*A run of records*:
.....
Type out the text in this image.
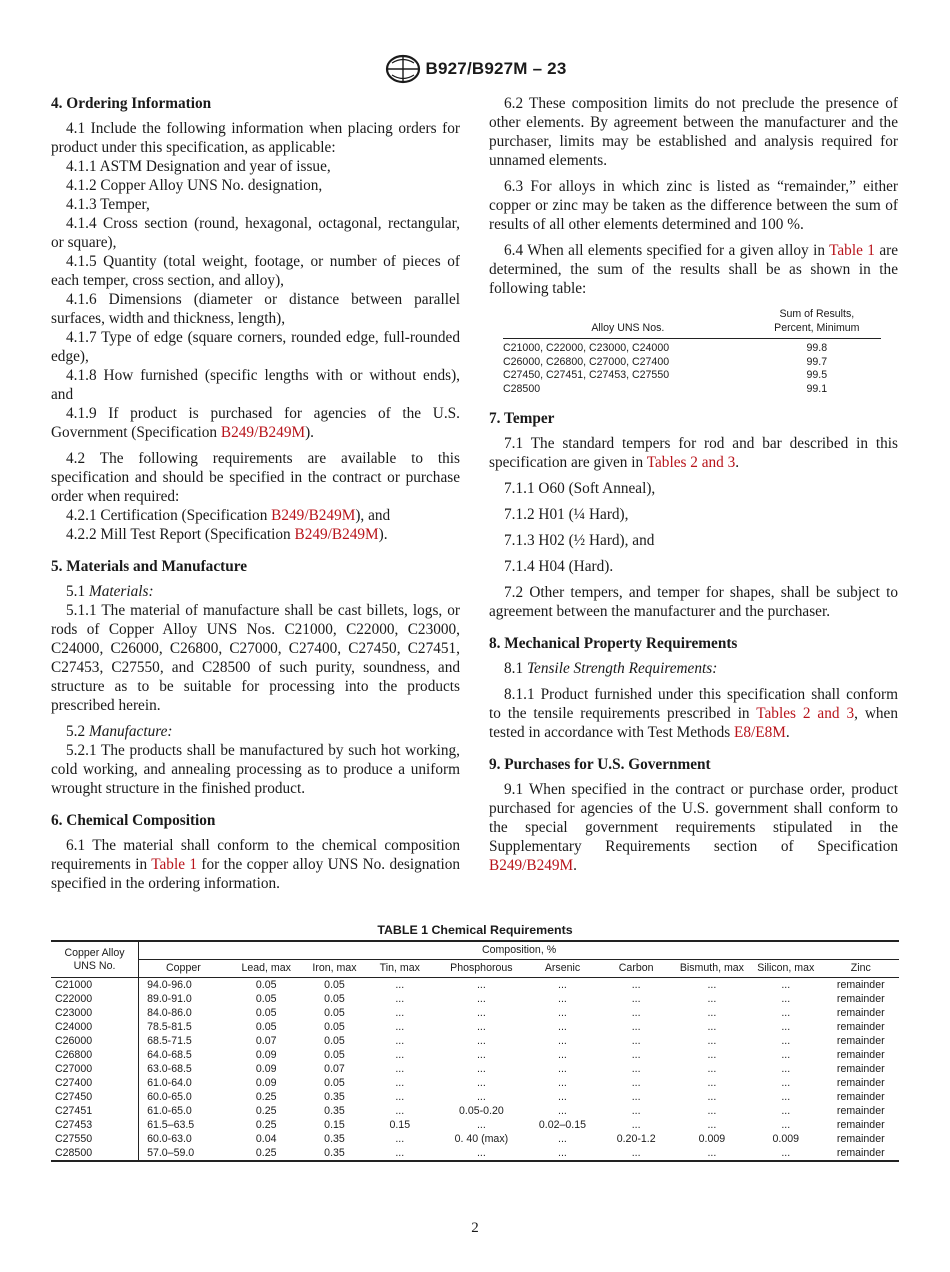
B927/B927M – 23
4. Ordering Information

4.1 Include the following information when placing orders for product under this specification, as applicable:

4.1.1 ASTM Designation and year of issue,

4.1.2 Copper Alloy UNS No. designation,

4.1.3 Temper,

4.1.4 Cross section (round, hexagonal, octagonal, rectangular, or square),

4.1.5 Quantity (total weight, footage, or number of pieces of each temper, cross section, and alloy),

4.1.6 Dimensions (diameter or distance between parallel surfaces, width and thickness, length),

4.1.7 Type of edge (square corners, rounded edge, full-rounded edge),

4.1.8 How furnished (specific lengths with or without ends), and

4.1.9 If product is purchased for agencies of the U.S. Government (Specification B249/B249M).

4.2 The following requirements are available to this specification and should be specified in the contract or purchase order when required:

4.2.1 Certification (Specification B249/B249M), and

4.2.2 Mill Test Report (Specification B249/B249M).

5. Materials and Manufacture

5.1 Materials:

5.1.1 The material of manufacture shall be cast billets, logs, or rods of Copper Alloy UNS Nos. C21000, C22000, C23000, C24000, C26000, C26800, C27000, C27400, C27450, C27451, C27453, C27550, and C28500 of such purity, soundness, and structure as to be suitable for processing into the products prescribed herein.

5.2 Manufacture:

5.2.1 The products shall be manufactured by such hot working, cold working, and annealing processing as to produce a uniform wrought structure in the finished product.

6. Chemical Composition

6.1 The material shall conform to the chemical composition requirements in Table 1 for the copper alloy UNS No. designation specified in the ordering information.

6.2 These composition limits do not preclude the presence of other elements. By agreement between the manufacturer and the purchaser, limits may be established and analysis required for unnamed elements.

6.3 For alloys in which zinc is listed as “remainder,” either copper or zinc may be taken as the difference between the sum of results of all other elements determined and 100 %.

6.4 When all elements specified for a given alloy in Table 1 are determined, the sum of the results shall be as shown in the following table:

Alloy UNS Nos.	Sum of Results,
Percent, Minimum
C21000, C22000, C23000, C24000	99.8
C26000, C26800, C27000, C27400	99.7
C27450, C27451, C27453, C27550	99.5
C28500	99.1
7. Temper

7.1 The standard tempers for rod and bar described in this specification are given in Tables 2 and 3.

7.1.1 O60 (Soft Anneal),

7.1.2 H01 (¼ Hard),

7.1.3 H02 (½ Hard), and

7.1.4 H04 (Hard).

7.2 Other tempers, and temper for shapes, shall be subject to agreement between the manufacturer and the purchaser.

8. Mechanical Property Requirements

8.1 Tensile Strength Requirements:

8.1.1 Product furnished under this specification shall conform to the tensile requirements prescribed in Tables 2 and 3, when tested in accordance with Test Methods E8/E8M.

9. Purchases for U.S. Government

9.1 When specified in the contract or purchase order, product purchased for agencies of the U.S. government shall conform to the special government requirements stipulated in the Supplementary Requirements section of Specification B249/B249M.

TABLE 1 Chemical Requirements
Copper Alloy UNS No.	Composition, %									
	Copper	Lead, max	Iron, max	Tin, max	Phosphorous	Arsenic	Carbon	Bismuth, max	Silicon, max	Zinc
C21000	94.0-96.0	0.05	0.05	...	...	...	...	...	...	remainder
C22000	89.0-91.0	0.05	0.05	...	...	...	...	...	...	remainder
C23000	84.0-86.0	0.05	0.05	...	...	...	...	...	...	remainder
C24000	78.5-81.5	0.05	0.05	...	...	...	...	...	...	remainder
C26000	68.5-71.5	0.07	0.05	...	...	...	...	...	...	remainder
C26800	64.0-68.5	0.09	0.05	...	...	...	...	...	...	remainder
C27000	63.0-68.5	0.09	0.07	...	...	...	...	...	...	remainder
C27400	61.0-64.0	0.09	0.05	...	...	...	...	...	...	remainder
C27450	60.0-65.0	0.25	0.35	...	...	...	...	...	...	remainder
C27451	61.0-65.0	0.25	0.35	...	0.05-0.20	...	...	...	...	remainder
C27453	61.5–63.5	0.25	0.15	0.15	...	0.02–0.15	...	...	...	remainder
C27550	60.0-63.0	0.04	0.35	...	0. 40 (max)	...	0.20-1.2	0.009	0.009	remainder
C28500	57.0–59.0	0.25	0.35	...	...	...	...	...	...	remainder
2
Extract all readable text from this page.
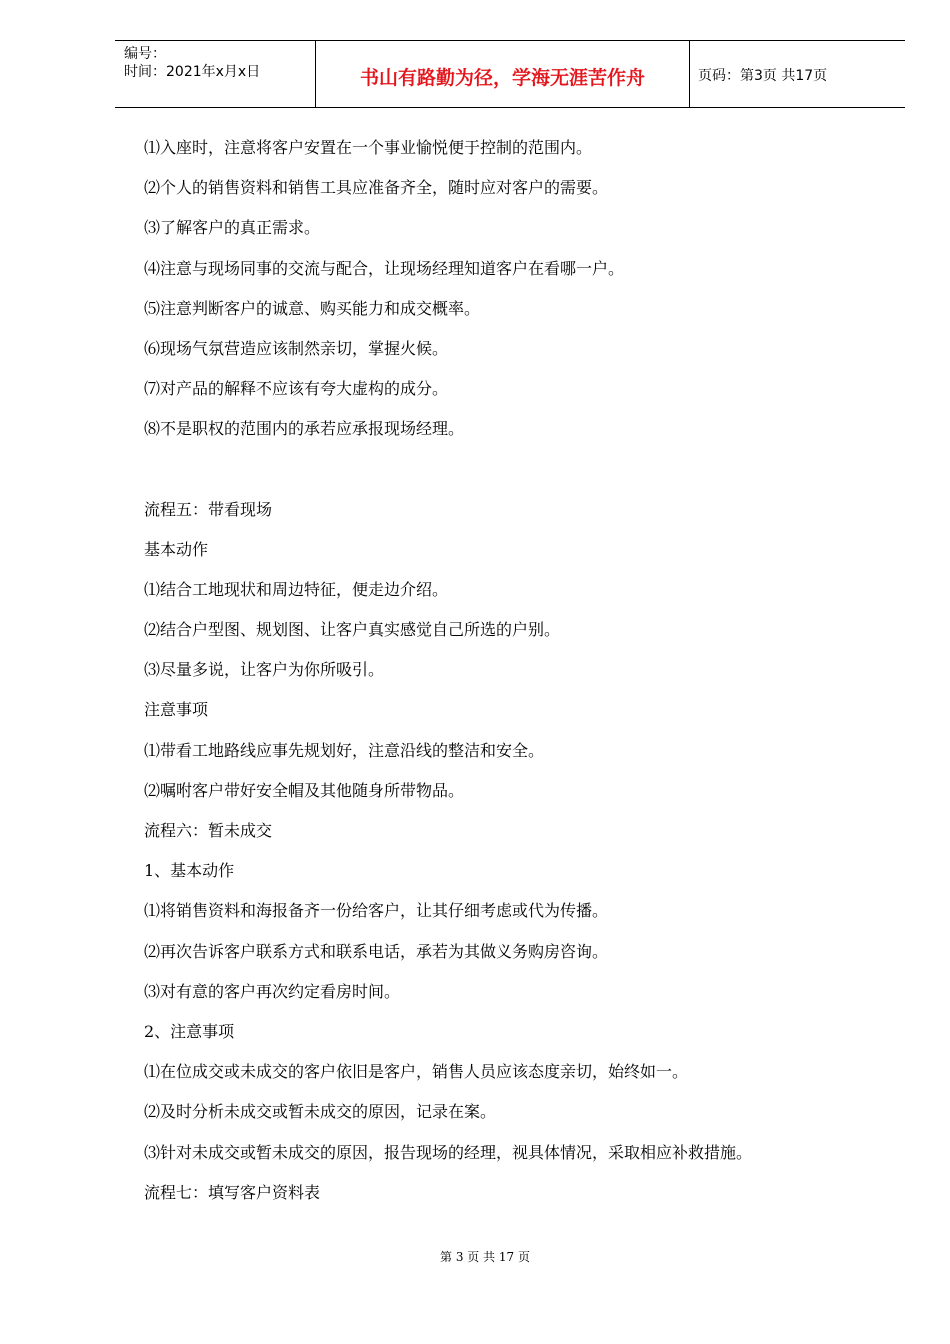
编号：
时间：2021年x月x日	书山有路勤为径，学海无涯苦作舟	页码：第3页 共17页
⑴入座时，注意将客户安置在一个事业愉悦便于控制的范围内。
⑵个人的销售资料和销售工具应准备齐全，随时应对客户的需要。
⑶了解客户的真正需求。
⑷注意与现场同事的交流与配合，让现场经理知道客户在看哪一户。
⑸注意判断客户的诚意、购买能力和成交概率。
⑹现场气氛营造应该制然亲切，掌握火候。
⑺对产品的解释不应该有夸大虚构的成分。
⑻不是职权的范围内的承若应承报现场经理。
流程五：带看现场
基本动作
⑴结合工地现状和周边特征，便走边介绍。
⑵结合户型图、规划图、让客户真实感觉自己所选的户别。
⑶尽量多说，让客户为你所吸引。
注意事项
⑴带看工地路线应事先规划好，注意沿线的整洁和安全。
⑵嘱咐客户带好安全帽及其他随身所带物品。
流程六：暂未成交
1、基本动作
⑴将销售资料和海报备齐一份给客户，让其仔细考虑或代为传播。
⑵再次告诉客户联系方式和联系电话，承若为其做义务购房咨询。
⑶对有意的客户再次约定看房时间。
2、注意事项
⑴在位成交或未成交的客户依旧是客户，销售人员应该态度亲切，始终如一。
⑵及时分析未成交或暂未成交的原因，记录在案。
⑶针对未成交或暂未成交的原因，报告现场的经理，视具体情况，采取相应补救措施。
流程七：填写客户资料表
第 3 页 共 17 页
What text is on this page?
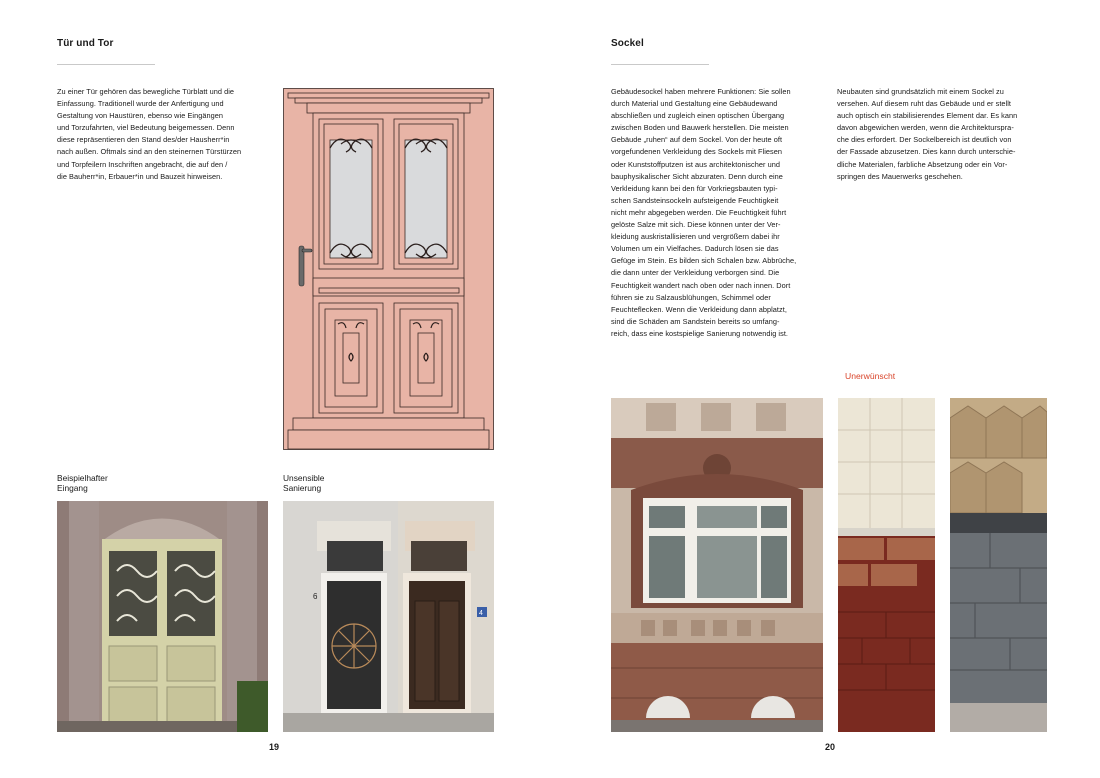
Tür und Tor
Zu einer Tür gehören das bewegliche Türblatt und die
Einfassung. Traditionell wurde der Anfertigung und
Gestaltung von Haustüren, ebenso wie Eingängen
und Torzufahrten, viel Bedeutung beigemessen. Denn
diese repräsentieren den Stand des/der Hausherr*in
nach außen. Oftmals sind an den steinernen Türstürzen
und Torpfeilern Inschriften angebracht, die auf den /
die Bauherr*in, Erbauer*in und Bauzeit hinweisen.
Beispielhafter
Eingang
Unsensible
Sanierung
6
4
19
Sockel
Gebäudesockel haben mehrere Funktionen: Sie sollen
durch Material und Gestaltung eine Gebäudewand
abschließen und zugleich einen optischen Übergang
zwischen Boden und Bauwerk herstellen. Die meisten
Gebäude „ruhen“ auf dem Sockel. Von der heute oft
vorgefundenen Verkleidung des Sockels mit Fliesen
oder Kunststoffputzen ist aus architektonischer und
bauphysikalischer Sicht abzuraten. Denn durch eine
Verkleidung kann bei den für Vorkriegsbauten typi-
schen Sandsteinsockeln aufsteigende Feuchtigkeit
nicht mehr abgegeben werden. Die Feuchtigkeit führt
gelöste Salze mit sich. Diese können unter der Ver-
kleidung auskristallisieren und vergrößern dabei ihr
Volumen um ein Vielfaches. Dadurch lösen sie das
Gefüge im Stein. Es bilden sich Schalen bzw. Abbrüche,
die dann unter der Verkleidung verborgen sind. Die
Feuchtigkeit wandert nach oben oder nach innen. Dort
führen sie zu Salzausblühungen, Schimmel oder
Feuchteflecken. Wenn die Verkleidung dann abplatzt,
sind die Schäden am Sandstein bereits so umfang-
reich, dass eine kostspielige Sanierung notwendig ist.
Neubauten sind grundsätzlich mit einem Sockel zu
versehen. Auf diesem ruht das Gebäude und er stellt
auch optisch ein stabilisierendes Element dar. Es kann
davon abgewichen werden, wenn die Architekturspra-
che dies erfordert. Der Sockelbereich ist deutlich von
der Fassade abzusetzen. Dies kann durch unterschie-
dliche Materialen, farbliche Absetzung oder ein Vor-
springen des Mauerwerks geschehen.
Unerwünscht
20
.....
*YOUR GOAL*:
Quote every line of the records above exactly; no picture is to be copied.

*SOLUTION FOR THIS EXERCISE*:
Type out the text in this image.
B927/B927M – 23
4. Ordering Information

4.1 Include the following information when placing orders for product under this specification, as applicable:

4.1.1 ASTM Designation and year of issue,

4.1.2 Copper Alloy UNS No. designation,

4.1.3 Temper,

4.1.4 Cross section (round, hexagonal, octagonal, rectangular, or square),

4.1.5 Quantity (total weight, footage, or number of pieces of each temper, cross section, and alloy),

4.1.6 Dimensions (diameter or distance between parallel surfaces, width and thickness, length),

4.1.7 Type of edge (square corners, rounded edge, full-rounded edge),

4.1.8 How furnished (specific lengths with or without ends), and

4.1.9 If product is purchased for agencies of the U.S. Government (Specification B249/B249M).

4.2 The following requirements are available to this specification and should be specified in the contract or purchase order when required:

4.2.1 Certification (Specification B249/B249M), and

4.2.2 Mill Test Report (Specification B249/B249M).

5. Materials and Manufacture

5.1 Materials:

5.1.1 The material of manufacture shall be cast billets, logs, or rods of Copper Alloy UNS Nos. C21000, C22000, C23000, C24000, C26000, C26800, C27000, C27400, C27450, C27451, C27453, C27550, and C28500 of such purity, soundness, and structure as to be suitable for processing into the products prescribed herein.

5.2 Manufacture:

5.2.1 The products shall be manufactured by such hot working, cold working, and annealing processing as to produce a uniform wrought structure in the finished product.

6. Chemical Composition

6.1 The material shall conform to the chemical composition requirements in Table 1 for the copper alloy UNS No. designation specified in the ordering information.

6.2 These composition limits do not preclude the presence of other elements. By agreement between the manufacturer and the purchaser, limits may be established and analysis required for unnamed elements.

6.3 For alloys in which zinc is listed as “remainder,” either copper or zinc may be taken as the difference between the sum of results of all other elements determined and 100 %.

6.4 When all elements specified for a given alloy in Table 1 are determined, the sum of the results shall be as shown in the following table:

Alloy UNS Nos.	Sum of Results,
Percent, Minimum
C21000, C22000, C23000, C24000	99.8
C26000, C26800, C27000, C27400	99.7
C27450, C27451, C27453, C27550	99.5
C28500	99.1
7. Temper

7.1 The standard tempers for rod and bar described in this specification are given in Tables 2 and 3.

7.1.1 O60 (Soft Anneal),

7.1.2 H01 (¼ Hard),

7.1.3 H02 (½ Hard), and

7.1.4 H04 (Hard).

7.2 Other tempers, and temper for shapes, shall be subject to agreement between the manufacturer and the purchaser.

8. Mechanical Property Requirements

8.1 Tensile Strength Requirements:

8.1.1 Product furnished under this specification shall conform to the tensile requirements prescribed in Tables 2 and 3, when tested in accordance with Test Methods E8/E8M.

9. Purchases for U.S. Government

9.1 When specified in the contract or purchase order, product purchased for agencies of the U.S. government shall conform to the special government requirements stipulated in the Supplementary Requirements section of Specification B249/B249M.

TABLE 1 Chemical Requirements
Copper Alloy UNS No.	Composition, %									
	Copper	Lead, max	Iron, max	Tin, max	Phosphorous	Arsenic	Carbon	Bismuth, max	Silicon, max	Zinc
C21000	94.0-96.0	0.05	0.05	...	...	...	...	...	...	remainder
C22000	89.0-91.0	0.05	0.05	...	...	...	...	...	...	remainder
C23000	84.0-86.0	0.05	0.05	...	...	...	...	...	...	remainder
C24000	78.5-81.5	0.05	0.05	...	...	...	...	...	...	remainder
C26000	68.5-71.5	0.07	0.05	...	...	...	...	...	...	remainder
C26800	64.0-68.5	0.09	0.05	...	...	...	...	...	...	remainder
C27000	63.0-68.5	0.09	0.07	...	...	...	...	...	...	remainder
C27400	61.0-64.0	0.09	0.05	...	...	...	...	...	...	remainder
C27450	60.0-65.0	0.25	0.35	...	...	...	...	...	...	remainder
C27451	61.0-65.0	0.25	0.35	...	0.05-0.20	...	...	...	...	remainder
C27453	61.5–63.5	0.25	0.15	0.15	...	0.02–0.15	...	...	...	remainder
C27550	60.0-63.0	0.04	0.35	...	0. 40 (max)	...	0.20-1.2	0.009	0.009	remainder
C28500	57.0–59.0	0.25	0.35	...	...	...	...	...	...	remainder
2
Extract all readable text from this page.
编号：
时间：2021年x月x日	书山有路勤为径，学海无涯苦作舟	页码：第3页 共17页
⑴入座时，注意将客户安置在一个事业愉悦便于控制的范围内。
⑵个人的销售资料和销售工具应准备齐全，随时应对客户的需要。
⑶了解客户的真正需求。
⑷注意与现场同事的交流与配合，让现场经理知道客户在看哪一户。
⑸注意判断客户的诚意、购买能力和成交概率。
⑹现场气氛营造应该制然亲切，掌握火候。
⑺对产品的解释不应该有夸大虚构的成分。
⑻不是职权的范围内的承若应承报现场经理。
流程五：带看现场
基本动作
⑴结合工地现状和周边特征，便走边介绍。
⑵结合户型图、规划图、让客户真实感觉自己所选的户别。
⑶尽量多说，让客户为你所吸引。
注意事项
⑴带看工地路线应事先规划好，注意沿线的整洁和安全。
⑵嘱咐客户带好安全帽及其他随身所带物品。
流程六：暂未成交
1、基本动作
⑴将销售资料和海报备齐一份给客户，让其仔细考虑或代为传播。
⑵再次告诉客户联系方式和联系电话，承若为其做义务购房咨询。
⑶对有意的客户再次约定看房时间。
2、注意事项
⑴在位成交或未成交的客户依旧是客户，销售人员应该态度亲切，始终如一。
⑵及时分析未成交或暂未成交的原因，记录在案。
⑶针对未成交或暂未成交的原因，报告现场的经理，视具体情况，采取相应补救措施。
流程七：填写客户资料表
第 3 页 共 17 页
What text is on this page?
Tür und Tor
Zu einer Tür gehören das bewegliche Türblatt und die
Einfassung. Traditionell wurde der Anfertigung und
Gestaltung von Haustüren, ebenso wie Eingängen
und Torzufahrten, viel Bedeutung beigemessen. Denn
diese repräsentieren den Stand des/der Hausherr*in
nach außen. Oftmals sind an den steinernen Türstürzen
und Torpfeilern Inschriften angebracht, die auf den /
die Bauherr*in, Erbauer*in und Bauzeit hinweisen.
Beispielhafter
Eingang
Unsensible
Sanierung
6
4
19
Sockel
Gebäudesockel haben mehrere Funktionen: Sie sollen
durch Material und Gestaltung eine Gebäudewand
abschließen und zugleich einen optischen Übergang
zwischen Boden und Bauwerk herstellen. Die meisten
Gebäude „ruhen“ auf dem Sockel. Von der heute oft
vorgefundenen Verkleidung des Sockels mit Fliesen
oder Kunststoffputzen ist aus architektonischer und
bauphysikalischer Sicht abzuraten. Denn durch eine
Verkleidung kann bei den für Vorkriegsbauten typi-
schen Sandsteinsockeln aufsteigende Feuchtigkeit
nicht mehr abgegeben werden. Die Feuchtigkeit führt
gelöste Salze mit sich. Diese können unter der Ver-
kleidung auskristallisieren und vergrößern dabei ihr
Volumen um ein Vielfaches. Dadurch lösen sie das
Gefüge im Stein. Es bilden sich Schalen bzw. Abbrüche,
die dann unter der Verkleidung verborgen sind. Die
Feuchtigkeit wandert nach oben oder nach innen. Dort
führen sie zu Salzausblühungen, Schimmel oder
Feuchteflecken. Wenn die Verkleidung dann abplatzt,
sind die Schäden am Sandstein bereits so umfang-
reich, dass eine kostspielige Sanierung notwendig ist.
Neubauten sind grundsätzlich mit einem Sockel zu
versehen. Auf diesem ruht das Gebäude und er stellt
auch optisch ein stabilisierendes Element dar. Es kann
davon abgewichen werden, wenn die Architekturspra-
che dies erfordert. Der Sockelbereich ist deutlich von
der Fassade abzusetzen. Dies kann durch unterschie-
dliche Materialen, farbliche Absetzung oder ein Vor-
springen des Mauerwerks geschehen.
Unerwünscht
20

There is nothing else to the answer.